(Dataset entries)
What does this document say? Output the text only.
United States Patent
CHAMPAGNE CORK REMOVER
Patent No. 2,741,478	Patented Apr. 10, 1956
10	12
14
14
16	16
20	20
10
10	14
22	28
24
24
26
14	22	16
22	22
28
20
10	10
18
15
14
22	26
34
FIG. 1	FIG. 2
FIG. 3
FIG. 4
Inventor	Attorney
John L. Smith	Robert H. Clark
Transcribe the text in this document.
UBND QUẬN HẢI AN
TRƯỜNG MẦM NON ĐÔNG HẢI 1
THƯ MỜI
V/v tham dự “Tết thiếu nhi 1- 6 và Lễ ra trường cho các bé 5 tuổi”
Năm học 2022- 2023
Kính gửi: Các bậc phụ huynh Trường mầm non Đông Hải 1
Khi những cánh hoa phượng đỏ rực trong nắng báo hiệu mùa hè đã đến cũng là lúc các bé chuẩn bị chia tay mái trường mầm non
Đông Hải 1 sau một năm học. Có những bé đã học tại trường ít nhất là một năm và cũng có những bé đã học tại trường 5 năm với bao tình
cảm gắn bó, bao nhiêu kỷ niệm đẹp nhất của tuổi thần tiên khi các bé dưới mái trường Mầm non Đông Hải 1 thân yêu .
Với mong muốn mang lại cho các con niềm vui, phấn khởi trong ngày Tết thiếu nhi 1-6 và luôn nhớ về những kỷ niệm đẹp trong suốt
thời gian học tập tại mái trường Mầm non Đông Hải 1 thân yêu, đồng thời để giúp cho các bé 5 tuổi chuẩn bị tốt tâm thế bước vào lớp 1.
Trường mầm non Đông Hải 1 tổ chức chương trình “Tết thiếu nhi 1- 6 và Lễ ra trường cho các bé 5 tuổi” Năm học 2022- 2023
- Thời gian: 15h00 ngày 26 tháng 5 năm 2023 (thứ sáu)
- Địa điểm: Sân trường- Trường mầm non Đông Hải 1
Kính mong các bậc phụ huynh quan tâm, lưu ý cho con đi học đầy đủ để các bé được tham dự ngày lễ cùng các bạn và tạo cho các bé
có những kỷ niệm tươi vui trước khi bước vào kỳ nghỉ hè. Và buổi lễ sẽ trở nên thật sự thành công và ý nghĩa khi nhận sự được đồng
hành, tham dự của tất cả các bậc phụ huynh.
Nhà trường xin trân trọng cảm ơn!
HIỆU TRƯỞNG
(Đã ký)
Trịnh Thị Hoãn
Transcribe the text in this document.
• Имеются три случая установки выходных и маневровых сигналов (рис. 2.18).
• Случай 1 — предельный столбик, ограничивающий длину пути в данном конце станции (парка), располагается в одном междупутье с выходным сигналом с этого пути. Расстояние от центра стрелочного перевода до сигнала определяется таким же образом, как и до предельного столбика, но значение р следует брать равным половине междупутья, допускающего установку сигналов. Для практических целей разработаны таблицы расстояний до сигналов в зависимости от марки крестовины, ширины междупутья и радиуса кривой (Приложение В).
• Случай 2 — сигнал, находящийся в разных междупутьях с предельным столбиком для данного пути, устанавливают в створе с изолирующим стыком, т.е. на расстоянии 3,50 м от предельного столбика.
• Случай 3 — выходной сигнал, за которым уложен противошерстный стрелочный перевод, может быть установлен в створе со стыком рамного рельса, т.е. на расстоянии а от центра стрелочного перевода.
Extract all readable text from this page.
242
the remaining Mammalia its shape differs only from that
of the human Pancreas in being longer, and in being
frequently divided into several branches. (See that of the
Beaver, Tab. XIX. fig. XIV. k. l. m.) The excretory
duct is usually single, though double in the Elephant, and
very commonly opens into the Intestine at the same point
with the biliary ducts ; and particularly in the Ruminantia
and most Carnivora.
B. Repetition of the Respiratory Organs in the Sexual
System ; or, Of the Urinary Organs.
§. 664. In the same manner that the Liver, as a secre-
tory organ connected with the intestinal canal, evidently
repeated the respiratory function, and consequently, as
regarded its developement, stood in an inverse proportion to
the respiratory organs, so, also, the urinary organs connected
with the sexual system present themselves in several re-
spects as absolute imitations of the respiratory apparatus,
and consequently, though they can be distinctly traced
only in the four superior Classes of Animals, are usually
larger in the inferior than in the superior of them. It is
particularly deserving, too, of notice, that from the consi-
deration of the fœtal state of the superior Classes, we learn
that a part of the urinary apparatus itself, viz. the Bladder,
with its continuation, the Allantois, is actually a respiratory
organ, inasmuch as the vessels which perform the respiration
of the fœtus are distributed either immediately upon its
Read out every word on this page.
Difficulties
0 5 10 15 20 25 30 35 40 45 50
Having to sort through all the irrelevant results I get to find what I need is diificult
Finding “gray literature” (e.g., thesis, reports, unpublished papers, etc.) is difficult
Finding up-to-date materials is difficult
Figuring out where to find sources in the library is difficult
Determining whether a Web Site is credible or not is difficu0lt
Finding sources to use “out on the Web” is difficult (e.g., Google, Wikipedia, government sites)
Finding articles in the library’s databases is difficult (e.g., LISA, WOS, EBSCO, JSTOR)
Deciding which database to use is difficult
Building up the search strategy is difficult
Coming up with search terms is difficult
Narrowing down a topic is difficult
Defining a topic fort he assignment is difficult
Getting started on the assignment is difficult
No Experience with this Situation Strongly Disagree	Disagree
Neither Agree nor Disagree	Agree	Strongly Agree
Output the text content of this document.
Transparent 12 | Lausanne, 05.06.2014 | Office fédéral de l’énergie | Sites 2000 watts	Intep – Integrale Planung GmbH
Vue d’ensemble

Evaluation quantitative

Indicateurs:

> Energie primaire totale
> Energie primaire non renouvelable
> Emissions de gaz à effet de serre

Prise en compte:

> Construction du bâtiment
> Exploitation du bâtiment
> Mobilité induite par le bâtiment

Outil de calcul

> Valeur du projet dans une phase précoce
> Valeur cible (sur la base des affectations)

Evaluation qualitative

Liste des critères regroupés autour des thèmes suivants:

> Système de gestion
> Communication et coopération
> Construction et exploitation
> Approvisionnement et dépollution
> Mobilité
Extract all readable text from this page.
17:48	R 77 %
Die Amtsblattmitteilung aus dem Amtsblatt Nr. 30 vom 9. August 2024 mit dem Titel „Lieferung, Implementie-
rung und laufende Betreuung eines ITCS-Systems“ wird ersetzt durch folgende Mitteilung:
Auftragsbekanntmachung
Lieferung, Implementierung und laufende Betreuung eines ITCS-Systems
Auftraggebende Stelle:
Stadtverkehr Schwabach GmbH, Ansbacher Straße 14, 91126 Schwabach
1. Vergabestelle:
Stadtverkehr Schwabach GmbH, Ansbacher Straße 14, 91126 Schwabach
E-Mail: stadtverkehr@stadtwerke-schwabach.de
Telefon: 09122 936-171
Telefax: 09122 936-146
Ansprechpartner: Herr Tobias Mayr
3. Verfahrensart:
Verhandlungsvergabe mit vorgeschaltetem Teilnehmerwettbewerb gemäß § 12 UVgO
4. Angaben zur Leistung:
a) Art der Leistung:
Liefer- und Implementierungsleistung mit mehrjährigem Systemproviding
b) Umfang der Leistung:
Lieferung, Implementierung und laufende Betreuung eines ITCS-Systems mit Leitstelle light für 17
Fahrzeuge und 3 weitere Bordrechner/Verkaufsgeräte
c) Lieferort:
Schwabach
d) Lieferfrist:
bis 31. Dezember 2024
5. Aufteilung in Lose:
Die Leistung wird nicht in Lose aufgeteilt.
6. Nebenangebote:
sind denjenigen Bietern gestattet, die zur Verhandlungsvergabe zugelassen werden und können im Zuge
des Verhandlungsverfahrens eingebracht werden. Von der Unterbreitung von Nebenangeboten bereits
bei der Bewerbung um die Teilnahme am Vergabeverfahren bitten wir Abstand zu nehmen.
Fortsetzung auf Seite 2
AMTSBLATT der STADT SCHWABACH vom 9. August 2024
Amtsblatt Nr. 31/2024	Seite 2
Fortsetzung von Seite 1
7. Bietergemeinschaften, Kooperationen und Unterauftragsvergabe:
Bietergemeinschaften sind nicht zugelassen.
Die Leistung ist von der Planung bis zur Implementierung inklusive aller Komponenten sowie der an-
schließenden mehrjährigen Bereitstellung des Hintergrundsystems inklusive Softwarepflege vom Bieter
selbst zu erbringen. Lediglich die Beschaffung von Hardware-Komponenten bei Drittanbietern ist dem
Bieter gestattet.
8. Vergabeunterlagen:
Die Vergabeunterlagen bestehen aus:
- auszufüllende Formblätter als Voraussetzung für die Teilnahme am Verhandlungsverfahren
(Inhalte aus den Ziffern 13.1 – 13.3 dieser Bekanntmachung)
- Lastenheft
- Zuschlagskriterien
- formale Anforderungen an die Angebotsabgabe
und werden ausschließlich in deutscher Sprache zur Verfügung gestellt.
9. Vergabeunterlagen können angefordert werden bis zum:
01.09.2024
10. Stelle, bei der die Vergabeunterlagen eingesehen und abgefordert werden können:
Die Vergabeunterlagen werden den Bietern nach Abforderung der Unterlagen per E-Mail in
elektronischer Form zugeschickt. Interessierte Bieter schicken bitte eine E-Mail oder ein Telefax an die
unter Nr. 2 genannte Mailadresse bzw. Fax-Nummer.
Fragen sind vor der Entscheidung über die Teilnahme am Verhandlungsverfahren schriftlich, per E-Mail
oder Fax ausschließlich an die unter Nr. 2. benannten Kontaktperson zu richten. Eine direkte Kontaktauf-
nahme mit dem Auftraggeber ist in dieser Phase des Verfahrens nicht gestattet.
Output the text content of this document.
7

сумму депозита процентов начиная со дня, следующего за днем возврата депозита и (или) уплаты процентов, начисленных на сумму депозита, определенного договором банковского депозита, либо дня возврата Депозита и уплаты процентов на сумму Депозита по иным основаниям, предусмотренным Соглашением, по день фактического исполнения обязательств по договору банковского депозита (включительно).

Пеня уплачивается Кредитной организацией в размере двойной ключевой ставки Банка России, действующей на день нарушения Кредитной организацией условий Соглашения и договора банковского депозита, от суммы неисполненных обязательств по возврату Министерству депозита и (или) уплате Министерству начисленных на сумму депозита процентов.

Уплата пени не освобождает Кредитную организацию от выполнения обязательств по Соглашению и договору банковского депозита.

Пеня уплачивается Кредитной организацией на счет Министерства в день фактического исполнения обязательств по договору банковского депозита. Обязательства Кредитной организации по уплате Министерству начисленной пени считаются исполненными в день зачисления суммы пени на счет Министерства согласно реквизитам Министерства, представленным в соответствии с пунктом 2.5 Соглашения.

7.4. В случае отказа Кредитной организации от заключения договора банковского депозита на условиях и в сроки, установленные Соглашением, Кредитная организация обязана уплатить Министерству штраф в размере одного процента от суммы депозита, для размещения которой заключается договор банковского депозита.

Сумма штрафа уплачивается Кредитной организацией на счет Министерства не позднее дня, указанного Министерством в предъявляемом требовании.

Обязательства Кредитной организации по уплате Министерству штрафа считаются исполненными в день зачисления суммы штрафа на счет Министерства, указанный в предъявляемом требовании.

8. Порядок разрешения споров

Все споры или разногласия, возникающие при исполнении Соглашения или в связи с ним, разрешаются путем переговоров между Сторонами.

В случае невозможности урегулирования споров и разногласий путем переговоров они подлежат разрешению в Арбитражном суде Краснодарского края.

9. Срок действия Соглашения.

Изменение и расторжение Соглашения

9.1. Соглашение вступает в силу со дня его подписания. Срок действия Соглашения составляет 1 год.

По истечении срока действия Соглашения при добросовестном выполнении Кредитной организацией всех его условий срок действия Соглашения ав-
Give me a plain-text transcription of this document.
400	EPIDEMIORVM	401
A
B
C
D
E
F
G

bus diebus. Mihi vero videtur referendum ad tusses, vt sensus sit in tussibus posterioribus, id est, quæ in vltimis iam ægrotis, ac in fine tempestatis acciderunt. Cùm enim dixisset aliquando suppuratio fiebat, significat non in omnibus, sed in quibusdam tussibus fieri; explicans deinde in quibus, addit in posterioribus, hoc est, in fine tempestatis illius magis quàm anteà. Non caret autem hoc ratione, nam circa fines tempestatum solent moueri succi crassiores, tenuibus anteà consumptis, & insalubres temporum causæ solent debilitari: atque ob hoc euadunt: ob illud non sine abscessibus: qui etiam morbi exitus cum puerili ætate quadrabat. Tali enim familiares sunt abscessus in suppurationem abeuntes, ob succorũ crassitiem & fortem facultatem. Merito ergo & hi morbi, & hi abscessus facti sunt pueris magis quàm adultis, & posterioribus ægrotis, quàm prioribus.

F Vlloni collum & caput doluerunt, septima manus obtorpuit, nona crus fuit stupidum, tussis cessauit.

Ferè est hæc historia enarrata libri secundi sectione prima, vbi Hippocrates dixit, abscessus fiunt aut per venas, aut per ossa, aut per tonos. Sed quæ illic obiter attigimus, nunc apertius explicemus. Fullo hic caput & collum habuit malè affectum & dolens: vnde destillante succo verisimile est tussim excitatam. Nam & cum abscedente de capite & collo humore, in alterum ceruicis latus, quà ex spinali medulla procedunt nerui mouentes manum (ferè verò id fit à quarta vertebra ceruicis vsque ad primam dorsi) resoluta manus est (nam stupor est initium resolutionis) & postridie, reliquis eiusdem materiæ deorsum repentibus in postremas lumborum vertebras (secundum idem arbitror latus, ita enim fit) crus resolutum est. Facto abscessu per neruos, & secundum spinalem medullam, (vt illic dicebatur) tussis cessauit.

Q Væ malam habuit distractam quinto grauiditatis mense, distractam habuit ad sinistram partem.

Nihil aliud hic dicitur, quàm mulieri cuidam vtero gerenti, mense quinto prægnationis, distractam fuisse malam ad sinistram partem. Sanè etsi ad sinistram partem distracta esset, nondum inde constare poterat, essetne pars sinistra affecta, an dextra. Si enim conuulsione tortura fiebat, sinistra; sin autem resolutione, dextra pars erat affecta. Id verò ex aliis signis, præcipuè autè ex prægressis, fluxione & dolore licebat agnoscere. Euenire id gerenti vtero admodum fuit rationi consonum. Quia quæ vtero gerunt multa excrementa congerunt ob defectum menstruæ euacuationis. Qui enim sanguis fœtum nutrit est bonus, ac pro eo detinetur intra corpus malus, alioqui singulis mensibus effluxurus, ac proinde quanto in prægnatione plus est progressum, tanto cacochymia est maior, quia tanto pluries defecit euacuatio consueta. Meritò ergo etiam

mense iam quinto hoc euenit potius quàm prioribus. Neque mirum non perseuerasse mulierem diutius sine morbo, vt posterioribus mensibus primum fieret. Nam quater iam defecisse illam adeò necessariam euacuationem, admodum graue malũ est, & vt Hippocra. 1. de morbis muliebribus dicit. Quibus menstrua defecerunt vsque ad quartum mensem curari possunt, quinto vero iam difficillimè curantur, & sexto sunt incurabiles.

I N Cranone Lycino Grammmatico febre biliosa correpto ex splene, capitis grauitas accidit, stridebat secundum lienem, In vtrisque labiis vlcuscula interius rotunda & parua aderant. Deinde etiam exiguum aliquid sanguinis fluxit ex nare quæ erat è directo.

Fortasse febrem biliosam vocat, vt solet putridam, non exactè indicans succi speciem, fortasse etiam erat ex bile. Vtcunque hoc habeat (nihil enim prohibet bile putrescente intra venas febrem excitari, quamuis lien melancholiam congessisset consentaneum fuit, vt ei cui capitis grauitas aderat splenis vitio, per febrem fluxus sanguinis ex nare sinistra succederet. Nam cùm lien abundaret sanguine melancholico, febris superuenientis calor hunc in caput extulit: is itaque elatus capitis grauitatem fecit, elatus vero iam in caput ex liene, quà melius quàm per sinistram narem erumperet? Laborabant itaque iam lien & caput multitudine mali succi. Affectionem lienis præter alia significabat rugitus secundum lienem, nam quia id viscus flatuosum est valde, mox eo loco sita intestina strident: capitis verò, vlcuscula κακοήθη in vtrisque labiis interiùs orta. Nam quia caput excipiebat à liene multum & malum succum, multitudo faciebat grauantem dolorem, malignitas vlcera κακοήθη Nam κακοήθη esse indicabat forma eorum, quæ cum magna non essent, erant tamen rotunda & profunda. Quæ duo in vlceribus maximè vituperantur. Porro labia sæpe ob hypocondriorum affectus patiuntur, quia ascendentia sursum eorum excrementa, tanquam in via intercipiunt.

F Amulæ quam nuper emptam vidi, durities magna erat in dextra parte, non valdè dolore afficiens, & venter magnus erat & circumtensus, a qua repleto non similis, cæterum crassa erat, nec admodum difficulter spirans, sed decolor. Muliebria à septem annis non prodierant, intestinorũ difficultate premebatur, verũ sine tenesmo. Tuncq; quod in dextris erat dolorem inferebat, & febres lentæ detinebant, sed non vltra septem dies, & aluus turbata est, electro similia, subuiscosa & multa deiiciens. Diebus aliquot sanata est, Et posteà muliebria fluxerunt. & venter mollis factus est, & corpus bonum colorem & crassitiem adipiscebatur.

» What the task requires:
Select all lines with the word "capitis" from the entries above.

» Problem solution:
I N Cranone Lycino Grammmatico febre biliosa correpto ex splene, capitis grauitas accidit, stridebat secundum lienem, In vtrisque labiis vlcuscula interius rotunda & parua aderant. Deinde etiam exiguum aliquid sanguinis fluxit ex nare quæ erat è directo.
Fortasse febrem biliosam vocat, vt solet putridam, non exactè indicans succi speciem, fortasse etiam erat ex bile. Vtcunque hoc habeat (nihil enim prohibet bile putrescente intra venas febrem excitari, quamuis lien melancholiam congessisset consentaneum fuit, vt ei cui capitis grauitas aderat splenis vitio, per febrem fluxus sanguinis ex nare sinistra succederet. Nam cùm lien abundaret sanguine melancholico, febris superuenientis calor hunc in caput extulit: is itaque elatus capitis grauitatem fecit, elatus vero iam in caput ex liene, quà melius quàm per sinistram narem erumperet? Laborabant itaque iam lien & caput multitudine mali succi. Affectionem lienis præter alia significabat rugitus secundum lienem, nam quia id viscus flatuosum est valde, mox eo loco sita intestina strident: capitis verò, vlcuscula κακοήθη in vtrisque labiis interiùs orta. Nam quia caput excipiebat à liene multum & malum succum, multitudo faciebat grauantem dolorem, malignitas vlcera κακοήθη Nam κακοήθη esse indicabat forma eorum, quæ cum magna non essent, erant tamen rotunda & profunda. Quæ duo in vlceribus maximè vituperantur. Porro labia sæpe ob hypocondriorum affectus patiuntur, quia ascendentia sursum eorum excrementa, tanquam in via intercipiunt.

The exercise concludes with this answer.